Here, a relationship between a speed of the second developing sleeve 34 and a speed of the peeling sleeve 35 will be described.

As described above, the peeling sleeve 35 and the second developing sleeve 34 rotate in the same direction (forward direction) in the position (opposing portion) where these sleeves oppose each other. In the case where a surface movement speed (linear speed) of the second developing sleeve 34 is v1 and the surface movement speed of the peeling sleeve 35 is v2, v1<v2 may preferably be satisfied. That is the linear speed of the surface of the second developing sleeve 34 may be equal to or slower than the linear speed of the surface of the peeling sleeve 35.

Even when the linear speed of the surface of the second developing sleeve 34 is slower than the linear speed of the surface of the peeling sleeve 35, on a side downstream of the opposing portion between the second developing sleeve 34 and the peeling sleeve 35, the end of the magnetic chain m carried on the peeling sleeve 35 is capable of passing through the neighborhood of the developer remaining on the surface of the second developing sleeve 34. For this reason, the developer remaining on the second developing sleeve 34 can be collected by the magnetic force from the end of the magnetic chain m. However, the number of ends of magnetic chains in passing through the neighborhood of the developer remaining on the surface of the second developing sleeve 34 becomes smaller with a slower linear speed of the second developing sleeve 34 relative to the linear speed of the peeling sleeve 35, and therefore, an amount of the developer, remaining on the surface of the second developing sleeve 34, collected by the ends of the magnetic chains m also lowers.

+ + + + +

Objectives:
- a) In the passage on the two sleeves, which way do the peeling sleeve and the second developing sleeve turn where they face each other?
- b) Write what comes next in the passage on sleeve speeds, starting after its last sentence.

+ + + + +

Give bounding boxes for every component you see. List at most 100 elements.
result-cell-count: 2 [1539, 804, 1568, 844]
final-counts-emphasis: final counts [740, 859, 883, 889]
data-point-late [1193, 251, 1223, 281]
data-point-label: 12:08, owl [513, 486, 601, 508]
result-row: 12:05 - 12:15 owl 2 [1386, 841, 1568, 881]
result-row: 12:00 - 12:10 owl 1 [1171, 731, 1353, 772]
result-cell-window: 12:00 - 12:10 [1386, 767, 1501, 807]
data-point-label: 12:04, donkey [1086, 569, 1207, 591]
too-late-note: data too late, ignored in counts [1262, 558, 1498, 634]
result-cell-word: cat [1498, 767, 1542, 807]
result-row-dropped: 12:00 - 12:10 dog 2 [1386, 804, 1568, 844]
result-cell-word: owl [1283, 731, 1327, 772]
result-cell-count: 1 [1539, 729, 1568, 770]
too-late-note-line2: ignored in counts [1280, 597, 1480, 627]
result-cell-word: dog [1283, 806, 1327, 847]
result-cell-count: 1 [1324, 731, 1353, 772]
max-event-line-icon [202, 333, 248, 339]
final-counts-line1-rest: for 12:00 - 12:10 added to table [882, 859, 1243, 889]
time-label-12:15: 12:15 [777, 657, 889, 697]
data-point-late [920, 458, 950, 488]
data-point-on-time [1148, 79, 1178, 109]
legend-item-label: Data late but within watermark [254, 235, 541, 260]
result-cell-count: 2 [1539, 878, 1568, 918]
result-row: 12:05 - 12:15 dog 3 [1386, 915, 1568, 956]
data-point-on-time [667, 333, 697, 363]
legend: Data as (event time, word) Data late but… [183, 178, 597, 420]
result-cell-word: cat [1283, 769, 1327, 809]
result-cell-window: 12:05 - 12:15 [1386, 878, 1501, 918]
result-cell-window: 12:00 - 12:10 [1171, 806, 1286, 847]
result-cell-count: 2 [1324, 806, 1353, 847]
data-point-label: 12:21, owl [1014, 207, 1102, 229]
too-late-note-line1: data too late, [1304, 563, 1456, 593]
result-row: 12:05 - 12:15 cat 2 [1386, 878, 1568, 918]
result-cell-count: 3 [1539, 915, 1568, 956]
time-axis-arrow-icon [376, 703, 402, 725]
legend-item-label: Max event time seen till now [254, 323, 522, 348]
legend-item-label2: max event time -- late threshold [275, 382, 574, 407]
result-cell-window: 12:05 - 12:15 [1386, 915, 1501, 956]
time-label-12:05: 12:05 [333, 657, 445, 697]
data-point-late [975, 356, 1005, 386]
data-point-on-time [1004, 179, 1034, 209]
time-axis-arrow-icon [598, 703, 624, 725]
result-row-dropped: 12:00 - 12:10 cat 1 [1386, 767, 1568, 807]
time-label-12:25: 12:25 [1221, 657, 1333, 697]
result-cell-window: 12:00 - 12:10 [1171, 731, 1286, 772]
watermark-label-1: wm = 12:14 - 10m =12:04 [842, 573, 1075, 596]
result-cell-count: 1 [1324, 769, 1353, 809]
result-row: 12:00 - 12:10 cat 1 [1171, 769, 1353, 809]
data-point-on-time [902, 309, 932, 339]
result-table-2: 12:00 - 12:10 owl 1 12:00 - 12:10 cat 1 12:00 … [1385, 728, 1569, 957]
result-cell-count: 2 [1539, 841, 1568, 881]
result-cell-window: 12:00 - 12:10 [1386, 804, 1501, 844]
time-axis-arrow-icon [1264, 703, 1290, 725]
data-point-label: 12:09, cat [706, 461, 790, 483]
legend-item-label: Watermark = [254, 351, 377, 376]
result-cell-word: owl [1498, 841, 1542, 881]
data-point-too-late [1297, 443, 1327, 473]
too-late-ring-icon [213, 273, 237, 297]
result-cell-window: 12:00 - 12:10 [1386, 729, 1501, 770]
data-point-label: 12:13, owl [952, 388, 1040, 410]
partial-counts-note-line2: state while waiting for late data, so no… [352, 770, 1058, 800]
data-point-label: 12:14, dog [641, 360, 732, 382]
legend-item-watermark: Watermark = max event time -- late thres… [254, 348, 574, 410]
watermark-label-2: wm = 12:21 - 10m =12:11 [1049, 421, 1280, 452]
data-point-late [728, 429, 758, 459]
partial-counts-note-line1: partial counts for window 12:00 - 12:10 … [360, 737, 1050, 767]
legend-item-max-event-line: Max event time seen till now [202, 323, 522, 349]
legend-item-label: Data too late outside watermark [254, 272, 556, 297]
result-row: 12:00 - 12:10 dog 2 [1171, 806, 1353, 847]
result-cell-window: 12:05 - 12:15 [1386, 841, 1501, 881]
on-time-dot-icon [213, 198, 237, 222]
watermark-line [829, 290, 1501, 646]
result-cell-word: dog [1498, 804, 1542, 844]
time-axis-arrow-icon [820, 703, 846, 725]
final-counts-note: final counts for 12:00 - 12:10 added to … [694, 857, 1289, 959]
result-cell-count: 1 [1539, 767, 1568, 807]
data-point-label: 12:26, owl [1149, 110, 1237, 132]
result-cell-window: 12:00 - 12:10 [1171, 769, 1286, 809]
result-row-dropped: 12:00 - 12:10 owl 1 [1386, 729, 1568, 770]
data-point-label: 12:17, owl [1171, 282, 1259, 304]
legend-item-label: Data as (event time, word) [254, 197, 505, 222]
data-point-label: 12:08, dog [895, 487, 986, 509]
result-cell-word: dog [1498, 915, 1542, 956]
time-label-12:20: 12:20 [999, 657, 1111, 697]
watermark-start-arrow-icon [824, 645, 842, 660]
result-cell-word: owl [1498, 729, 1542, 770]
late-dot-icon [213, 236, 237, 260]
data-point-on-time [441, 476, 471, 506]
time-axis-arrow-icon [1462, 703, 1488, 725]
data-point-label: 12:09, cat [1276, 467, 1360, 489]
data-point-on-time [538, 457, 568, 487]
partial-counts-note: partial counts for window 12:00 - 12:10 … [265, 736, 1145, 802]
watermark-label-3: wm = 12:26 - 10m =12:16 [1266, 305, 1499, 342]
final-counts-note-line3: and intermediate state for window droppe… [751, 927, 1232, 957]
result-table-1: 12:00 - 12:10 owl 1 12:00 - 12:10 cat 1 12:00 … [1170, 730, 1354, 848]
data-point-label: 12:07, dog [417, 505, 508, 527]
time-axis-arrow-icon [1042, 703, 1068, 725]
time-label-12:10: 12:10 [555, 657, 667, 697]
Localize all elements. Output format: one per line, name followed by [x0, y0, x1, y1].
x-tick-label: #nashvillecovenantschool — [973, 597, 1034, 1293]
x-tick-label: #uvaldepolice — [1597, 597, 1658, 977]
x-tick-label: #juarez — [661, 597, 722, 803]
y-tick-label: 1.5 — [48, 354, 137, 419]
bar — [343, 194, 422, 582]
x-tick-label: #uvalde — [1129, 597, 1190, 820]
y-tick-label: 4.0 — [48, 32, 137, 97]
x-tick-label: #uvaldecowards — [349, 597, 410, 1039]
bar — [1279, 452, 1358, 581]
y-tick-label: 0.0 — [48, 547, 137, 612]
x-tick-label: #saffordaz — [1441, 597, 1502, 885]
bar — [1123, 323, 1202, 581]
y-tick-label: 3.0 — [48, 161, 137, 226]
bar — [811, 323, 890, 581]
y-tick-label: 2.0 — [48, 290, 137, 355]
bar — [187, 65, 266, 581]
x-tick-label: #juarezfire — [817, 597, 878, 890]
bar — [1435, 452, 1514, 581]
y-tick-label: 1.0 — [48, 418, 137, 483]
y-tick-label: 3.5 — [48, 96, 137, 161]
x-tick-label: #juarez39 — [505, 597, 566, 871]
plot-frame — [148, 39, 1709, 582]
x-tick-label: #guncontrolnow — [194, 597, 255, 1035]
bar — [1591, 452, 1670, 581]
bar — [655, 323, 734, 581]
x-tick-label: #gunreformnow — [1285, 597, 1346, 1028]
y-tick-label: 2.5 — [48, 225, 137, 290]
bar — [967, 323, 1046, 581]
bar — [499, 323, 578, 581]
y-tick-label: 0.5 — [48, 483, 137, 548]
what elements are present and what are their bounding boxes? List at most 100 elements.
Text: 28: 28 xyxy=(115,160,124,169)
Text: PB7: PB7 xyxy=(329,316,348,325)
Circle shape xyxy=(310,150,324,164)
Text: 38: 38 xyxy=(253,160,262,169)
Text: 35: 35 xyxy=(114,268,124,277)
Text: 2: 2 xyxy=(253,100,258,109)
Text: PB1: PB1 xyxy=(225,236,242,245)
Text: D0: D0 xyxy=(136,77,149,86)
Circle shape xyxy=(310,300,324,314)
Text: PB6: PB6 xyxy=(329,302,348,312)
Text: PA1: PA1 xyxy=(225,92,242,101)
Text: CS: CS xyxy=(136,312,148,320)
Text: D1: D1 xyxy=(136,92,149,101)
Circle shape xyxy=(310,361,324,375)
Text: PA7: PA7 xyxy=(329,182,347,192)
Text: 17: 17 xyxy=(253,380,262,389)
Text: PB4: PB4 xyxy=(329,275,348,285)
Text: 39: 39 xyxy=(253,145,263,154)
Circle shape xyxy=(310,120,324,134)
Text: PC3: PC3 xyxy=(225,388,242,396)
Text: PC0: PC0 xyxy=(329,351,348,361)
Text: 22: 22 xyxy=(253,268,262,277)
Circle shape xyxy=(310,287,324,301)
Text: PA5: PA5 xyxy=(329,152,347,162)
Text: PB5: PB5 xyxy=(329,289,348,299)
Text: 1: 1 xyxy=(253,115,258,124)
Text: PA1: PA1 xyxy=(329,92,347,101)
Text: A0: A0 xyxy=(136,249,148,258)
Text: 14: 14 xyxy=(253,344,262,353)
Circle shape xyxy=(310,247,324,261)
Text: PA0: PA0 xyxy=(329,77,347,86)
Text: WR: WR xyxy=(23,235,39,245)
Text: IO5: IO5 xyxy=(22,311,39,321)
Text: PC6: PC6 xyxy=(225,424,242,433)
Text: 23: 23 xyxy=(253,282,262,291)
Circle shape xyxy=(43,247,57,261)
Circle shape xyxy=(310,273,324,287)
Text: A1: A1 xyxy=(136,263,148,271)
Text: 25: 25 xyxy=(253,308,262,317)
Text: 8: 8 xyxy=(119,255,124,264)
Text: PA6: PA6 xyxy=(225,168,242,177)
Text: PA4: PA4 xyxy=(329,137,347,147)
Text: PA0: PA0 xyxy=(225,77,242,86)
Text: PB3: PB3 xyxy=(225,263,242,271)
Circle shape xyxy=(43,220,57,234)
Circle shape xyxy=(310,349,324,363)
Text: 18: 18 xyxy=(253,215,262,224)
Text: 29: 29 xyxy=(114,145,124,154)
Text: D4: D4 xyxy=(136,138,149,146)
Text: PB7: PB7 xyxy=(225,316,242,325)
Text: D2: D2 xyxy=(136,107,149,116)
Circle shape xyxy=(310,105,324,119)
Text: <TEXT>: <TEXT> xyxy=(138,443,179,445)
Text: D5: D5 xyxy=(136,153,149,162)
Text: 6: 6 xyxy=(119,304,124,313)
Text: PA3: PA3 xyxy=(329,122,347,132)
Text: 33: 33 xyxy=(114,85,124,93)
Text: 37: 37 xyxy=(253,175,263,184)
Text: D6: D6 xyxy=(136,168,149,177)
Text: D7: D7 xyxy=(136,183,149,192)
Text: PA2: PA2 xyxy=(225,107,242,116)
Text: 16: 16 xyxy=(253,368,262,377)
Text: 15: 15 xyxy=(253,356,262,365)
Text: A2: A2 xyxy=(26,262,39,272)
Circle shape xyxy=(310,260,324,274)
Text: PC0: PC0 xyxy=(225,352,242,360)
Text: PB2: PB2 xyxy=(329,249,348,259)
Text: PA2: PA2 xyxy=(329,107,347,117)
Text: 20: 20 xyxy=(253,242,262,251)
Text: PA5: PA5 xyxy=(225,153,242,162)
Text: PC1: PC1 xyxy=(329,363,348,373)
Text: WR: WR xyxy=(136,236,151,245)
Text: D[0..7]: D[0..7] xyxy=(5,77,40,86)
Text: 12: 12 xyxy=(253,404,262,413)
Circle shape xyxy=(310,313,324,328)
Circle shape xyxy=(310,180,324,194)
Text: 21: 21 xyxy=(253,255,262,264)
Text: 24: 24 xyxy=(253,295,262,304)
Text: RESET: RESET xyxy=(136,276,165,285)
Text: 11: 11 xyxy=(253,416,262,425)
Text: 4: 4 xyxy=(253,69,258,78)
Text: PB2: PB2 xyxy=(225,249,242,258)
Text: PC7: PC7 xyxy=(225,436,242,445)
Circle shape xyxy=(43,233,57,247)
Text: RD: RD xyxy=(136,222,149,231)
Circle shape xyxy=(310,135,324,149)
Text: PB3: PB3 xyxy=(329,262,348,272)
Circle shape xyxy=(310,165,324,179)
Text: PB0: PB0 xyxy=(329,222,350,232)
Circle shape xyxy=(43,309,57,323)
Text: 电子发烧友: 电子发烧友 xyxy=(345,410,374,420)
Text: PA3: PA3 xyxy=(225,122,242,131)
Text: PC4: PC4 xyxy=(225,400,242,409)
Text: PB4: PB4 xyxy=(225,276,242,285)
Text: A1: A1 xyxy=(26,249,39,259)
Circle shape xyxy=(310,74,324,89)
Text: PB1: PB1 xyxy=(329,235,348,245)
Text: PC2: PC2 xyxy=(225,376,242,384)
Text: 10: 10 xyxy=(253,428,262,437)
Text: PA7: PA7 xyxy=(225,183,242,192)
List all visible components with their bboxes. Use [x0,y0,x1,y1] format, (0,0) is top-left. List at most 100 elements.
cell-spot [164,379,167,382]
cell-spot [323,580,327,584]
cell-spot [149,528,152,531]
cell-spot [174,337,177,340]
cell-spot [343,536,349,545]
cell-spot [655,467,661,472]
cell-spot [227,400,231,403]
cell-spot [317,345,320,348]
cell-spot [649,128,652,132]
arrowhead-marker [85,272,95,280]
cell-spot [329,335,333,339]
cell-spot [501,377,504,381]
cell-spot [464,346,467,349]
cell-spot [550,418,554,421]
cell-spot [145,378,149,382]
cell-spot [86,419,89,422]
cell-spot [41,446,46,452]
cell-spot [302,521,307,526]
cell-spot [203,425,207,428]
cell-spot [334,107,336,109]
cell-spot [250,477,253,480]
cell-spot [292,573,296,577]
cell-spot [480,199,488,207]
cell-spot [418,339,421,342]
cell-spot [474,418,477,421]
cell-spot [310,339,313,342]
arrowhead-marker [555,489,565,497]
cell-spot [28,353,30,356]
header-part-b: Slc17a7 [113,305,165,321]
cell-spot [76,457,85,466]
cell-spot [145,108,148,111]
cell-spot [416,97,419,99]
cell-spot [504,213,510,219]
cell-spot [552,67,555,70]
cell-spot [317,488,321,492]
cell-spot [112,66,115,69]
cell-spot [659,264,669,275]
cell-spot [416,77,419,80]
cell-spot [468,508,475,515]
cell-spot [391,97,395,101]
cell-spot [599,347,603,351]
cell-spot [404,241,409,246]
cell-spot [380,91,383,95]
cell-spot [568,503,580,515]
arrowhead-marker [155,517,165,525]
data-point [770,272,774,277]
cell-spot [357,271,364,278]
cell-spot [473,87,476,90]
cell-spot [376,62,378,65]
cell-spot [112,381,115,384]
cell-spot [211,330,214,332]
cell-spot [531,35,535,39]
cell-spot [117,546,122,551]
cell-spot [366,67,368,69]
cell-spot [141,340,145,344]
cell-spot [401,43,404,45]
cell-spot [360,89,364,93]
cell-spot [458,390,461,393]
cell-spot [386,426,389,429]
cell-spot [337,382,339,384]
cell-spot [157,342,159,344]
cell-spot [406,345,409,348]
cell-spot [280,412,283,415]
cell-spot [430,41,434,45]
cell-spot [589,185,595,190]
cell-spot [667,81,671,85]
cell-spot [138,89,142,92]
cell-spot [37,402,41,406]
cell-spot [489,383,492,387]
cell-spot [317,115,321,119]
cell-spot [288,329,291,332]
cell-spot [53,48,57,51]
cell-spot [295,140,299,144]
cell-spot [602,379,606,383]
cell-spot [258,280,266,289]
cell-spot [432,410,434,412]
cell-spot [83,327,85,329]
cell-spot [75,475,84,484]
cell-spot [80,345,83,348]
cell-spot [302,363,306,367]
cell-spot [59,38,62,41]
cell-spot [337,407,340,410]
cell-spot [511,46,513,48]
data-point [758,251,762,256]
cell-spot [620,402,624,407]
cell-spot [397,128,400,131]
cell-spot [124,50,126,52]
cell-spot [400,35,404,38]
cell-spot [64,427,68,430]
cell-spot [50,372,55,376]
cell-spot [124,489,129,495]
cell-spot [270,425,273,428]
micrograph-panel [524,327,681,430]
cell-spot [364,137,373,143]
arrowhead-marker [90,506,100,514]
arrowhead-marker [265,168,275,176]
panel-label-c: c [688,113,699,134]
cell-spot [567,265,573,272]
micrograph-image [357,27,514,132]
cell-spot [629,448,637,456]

+ + + + +

Exercise results:
- a) They turn in the same direction, the forward direction.

- b)
In this embodiment, the first developing sleeve 33 has the surface movement speed (linear speed) of 513 [mm/sec] which is the same as that of the photosensitive drum 28Y, the surface movement speed v1 of the second developing sleeve 34 is 616 [mm/sec], and the surface movement speed v2 of the peeling roller 32 is 740 [mm/sec].

[Surface Shape of Peeling Sleeve]

The surface of the peeling roller 32 in this embodiment may preferably have an uneven shape. The uneven shape may be, for example, a shape such that a plurality of grooves are formed so as to be arranged is a circumferential direction or a shape formed by blasting. By providing the surface of the peeling sleeve 35 with the uneven shape, the developer on the peeling sleeve 35 can be fed more reliably toward a downstream side with rotation of the peeling sleeve 35. Further, the magnetic chains carried on the peeling sleeve 35 are capable of passing through the neighborhood of the developer remaining on the surface of the second developing sleeve 34, in a larger amount. As a result of this, the amount of the developer, remaining on the surface of the second developing sleeve 34, collected by the ends of the magnetic chains is increased, so that the amount of the developer remaining on the surface of the second developing sleeve 34 can be further suppressed.

As described above, in this embodiment, the receiving pole 303 which is for receiving the developer peeled off from the second developing roller 31 and which is formed by the peeling magnet 38 is disposed downstream, with respect to the rotational direction of the peeling sleeve 35, of the opposing portion between the second developing sleeve 34 and the peeling sleeve 35. By this, the developer can be sufficiently peeled off from the second developing sleeve 34 by the peeling sleeve 35, so that a degree of density non-uniformity due to carrying and movement of the developer by the second developing sleeve 34 can be reduced. As a result of this, an occurrence of an image defect can be suppressed.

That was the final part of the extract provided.